» Set problem
Your task is to print all of the data word for word.
_____
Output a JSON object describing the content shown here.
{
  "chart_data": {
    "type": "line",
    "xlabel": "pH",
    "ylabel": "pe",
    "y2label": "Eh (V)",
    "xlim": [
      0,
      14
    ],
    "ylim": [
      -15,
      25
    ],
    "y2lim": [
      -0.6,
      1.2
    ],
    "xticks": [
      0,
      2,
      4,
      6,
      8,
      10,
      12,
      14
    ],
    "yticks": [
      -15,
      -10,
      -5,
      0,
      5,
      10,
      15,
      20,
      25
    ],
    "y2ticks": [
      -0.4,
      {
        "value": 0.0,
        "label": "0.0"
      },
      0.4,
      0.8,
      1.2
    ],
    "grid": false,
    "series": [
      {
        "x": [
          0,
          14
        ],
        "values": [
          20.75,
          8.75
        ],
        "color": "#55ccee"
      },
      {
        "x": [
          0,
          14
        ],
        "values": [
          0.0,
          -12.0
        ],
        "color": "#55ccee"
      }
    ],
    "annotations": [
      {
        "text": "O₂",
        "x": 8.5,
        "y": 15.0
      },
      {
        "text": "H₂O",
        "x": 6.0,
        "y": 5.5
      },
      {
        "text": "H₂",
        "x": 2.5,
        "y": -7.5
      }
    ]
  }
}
_____
» Task answer
Output a JSON object describing the content shown here.
{
  "chart_data": {
    "type": "line",
    "xlabel": "pH",
    "ylabel": "pe",
    "y2label": "Eh (V)",
    "xlim": [
      0,
      14
    ],
    "ylim": [
      -15,
      25
    ],
    "y2lim": [
      -0.6,
      1.2
    ],
    "xticks": [
      0,
      2,
      4,
      6,
      8,
      10,
      12,
      14
    ],
    "yticks": [
      -15,
      -10,
      -5,
      0,
      5,
      10,
      15,
      20,
      25
    ],
    "y2ticks": [
      -0.4,
      {
        "value": 0.0,
        "label": "0.0"
      },
      0.4,
      0.8,
      1.2
    ],
    "grid": false,
    "series": [
      {
        "x": [
          0,
          14
        ],
        "values": [
          20.75,
          8.75
        ],
        "color": "#55ccee"
      },
      {
        "x": [
          0,
          14
        ],
        "values": [
          0.0,
          -12.0
        ],
        "color": "#55ccee"
      }
    ],
    "annotations": [
      {
        "text": "O₂",
        "x": 8.5,
        "y": 15.0
      },
      {
        "text": "H₂O",
        "x": 6.0,
        "y": 5.5
      },
      {
        "text": "H₂",
        "x": 2.5,
        "y": -7.5
      }
    ]
  }
}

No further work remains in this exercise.